Data listing

________________

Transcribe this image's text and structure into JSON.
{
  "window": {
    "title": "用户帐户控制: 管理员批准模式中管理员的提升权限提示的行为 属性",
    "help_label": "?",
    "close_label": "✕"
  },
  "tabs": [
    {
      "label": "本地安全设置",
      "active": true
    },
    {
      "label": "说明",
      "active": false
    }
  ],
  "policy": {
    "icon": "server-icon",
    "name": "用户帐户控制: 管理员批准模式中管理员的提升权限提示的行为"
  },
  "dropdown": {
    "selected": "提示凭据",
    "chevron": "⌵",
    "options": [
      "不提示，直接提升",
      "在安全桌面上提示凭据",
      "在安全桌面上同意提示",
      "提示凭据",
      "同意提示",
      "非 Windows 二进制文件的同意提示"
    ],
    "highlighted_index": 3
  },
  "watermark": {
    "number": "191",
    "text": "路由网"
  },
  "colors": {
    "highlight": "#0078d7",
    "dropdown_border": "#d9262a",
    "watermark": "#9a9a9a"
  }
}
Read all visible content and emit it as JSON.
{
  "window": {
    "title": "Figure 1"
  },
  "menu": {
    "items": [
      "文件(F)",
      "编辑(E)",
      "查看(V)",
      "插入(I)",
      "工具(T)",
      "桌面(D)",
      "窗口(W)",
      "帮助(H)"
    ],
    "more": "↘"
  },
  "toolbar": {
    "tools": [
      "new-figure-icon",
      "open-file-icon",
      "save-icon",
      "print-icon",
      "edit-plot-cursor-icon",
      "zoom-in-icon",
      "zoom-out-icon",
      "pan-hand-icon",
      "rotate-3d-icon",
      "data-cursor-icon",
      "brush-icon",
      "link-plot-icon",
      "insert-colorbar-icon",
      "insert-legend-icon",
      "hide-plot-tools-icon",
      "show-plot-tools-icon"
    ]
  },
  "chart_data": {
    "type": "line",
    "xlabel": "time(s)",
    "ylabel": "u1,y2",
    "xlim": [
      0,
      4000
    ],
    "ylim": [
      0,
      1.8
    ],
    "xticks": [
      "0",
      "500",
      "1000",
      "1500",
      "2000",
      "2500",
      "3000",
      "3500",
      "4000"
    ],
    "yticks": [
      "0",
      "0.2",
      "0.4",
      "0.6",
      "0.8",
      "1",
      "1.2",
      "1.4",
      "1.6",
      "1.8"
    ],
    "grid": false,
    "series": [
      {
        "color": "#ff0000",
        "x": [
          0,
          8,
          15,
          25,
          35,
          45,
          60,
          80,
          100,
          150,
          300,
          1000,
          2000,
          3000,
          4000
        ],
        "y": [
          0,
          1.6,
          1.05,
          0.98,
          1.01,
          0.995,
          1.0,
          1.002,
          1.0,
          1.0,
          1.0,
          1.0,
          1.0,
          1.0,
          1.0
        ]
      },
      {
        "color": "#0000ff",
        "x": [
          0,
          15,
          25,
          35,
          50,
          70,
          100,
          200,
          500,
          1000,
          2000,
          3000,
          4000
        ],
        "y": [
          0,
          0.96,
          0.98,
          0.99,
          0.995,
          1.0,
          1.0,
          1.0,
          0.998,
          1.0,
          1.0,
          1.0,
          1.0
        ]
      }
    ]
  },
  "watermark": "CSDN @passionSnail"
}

________________

Return every record, word for word.

Transcribe this image's text and structure into JSON.
{
  "window": {
    "title": "用户帐户控制: 管理员批准模式中管理员的提升权限提示的行为 属性",
    "help_label": "?",
    "close_label": "✕"
  },
  "tabs": [
    {
      "label": "本地安全设置",
      "active": true
    },
    {
      "label": "说明",
      "active": false
    }
  ],
  "policy": {
    "icon": "server-icon",
    "name": "用户帐户控制: 管理员批准模式中管理员的提升权限提示的行为"
  },
  "dropdown": {
    "selected": "提示凭据",
    "chevron": "⌵",
    "options": [
      "不提示，直接提升",
      "在安全桌面上提示凭据",
      "在安全桌面上同意提示",
      "提示凭据",
      "同意提示",
      "非 Windows 二进制文件的同意提示"
    ],
    "highlighted_index": 3
  },
  "watermark": {
    "number": "191",
    "text": "路由网"
  },
  "colors": {
    "highlight": "#0078d7",
    "dropdown_border": "#d9262a",
    "watermark": "#9a9a9a"
  }
}
Read all visible content and emit it as JSON.
{
  "window": {
    "title": "Figure 1"
  },
  "menu": {
    "items": [
      "文件(F)",
      "编辑(E)",
      "查看(V)",
      "插入(I)",
      "工具(T)",
      "桌面(D)",
      "窗口(W)",
      "帮助(H)"
    ],
    "more": "↘"
  },
  "toolbar": {
    "tools": [
      "new-figure-icon",
      "open-file-icon",
      "save-icon",
      "print-icon",
      "edit-plot-cursor-icon",
      "zoom-in-icon",
      "zoom-out-icon",
      "pan-hand-icon",
      "rotate-3d-icon",
      "data-cursor-icon",
      "brush-icon",
      "link-plot-icon",
      "insert-colorbar-icon",
      "insert-legend-icon",
      "hide-plot-tools-icon",
      "show-plot-tools-icon"
    ]
  },
  "chart_data": {
    "type": "line",
    "xlabel": "time(s)",
    "ylabel": "u1,y2",
    "xlim": [
      0,
      4000
    ],
    "ylim": [
      0,
      1.8
    ],
    "xticks": [
      "0",
      "500",
      "1000",
      "1500",
      "2000",
      "2500",
      "3000",
      "3500",
      "4000"
    ],
    "yticks": [
      "0",
      "0.2",
      "0.4",
      "0.6",
      "0.8",
      "1",
      "1.2",
      "1.4",
      "1.6",
      "1.8"
    ],
    "grid": false,
    "series": [
      {
        "color": "#ff0000",
        "x": [
          0,
          8,
          15,
          25,
          35,
          45,
          60,
          80,
          100,
          150,
          300,
          1000,
          2000,
          3000,
          4000
        ],
        "y": [
          0,
          1.6,
          1.05,
          0.98,
          1.01,
          0.995,
          1.0,
          1.002,
          1.0,
          1.0,
          1.0,
          1.0,
          1.0,
          1.0,
          1.0
        ]
      },
      {
        "color": "#0000ff",
        "x": [
          0,
          15,
          25,
          35,
          50,
          70,
          100,
          200,
          500,
          1000,
          2000,
          3000,
          4000
        ],
        "y": [
          0,
          0.96,
          0.98,
          0.99,
          0.995,
          1.0,
          1.0,
          1.0,
          0.998,
          1.0,
          1.0,
          1.0,
          1.0
        ]
      }
    ]
  },
  "watermark": "CSDN @passionSnail"
}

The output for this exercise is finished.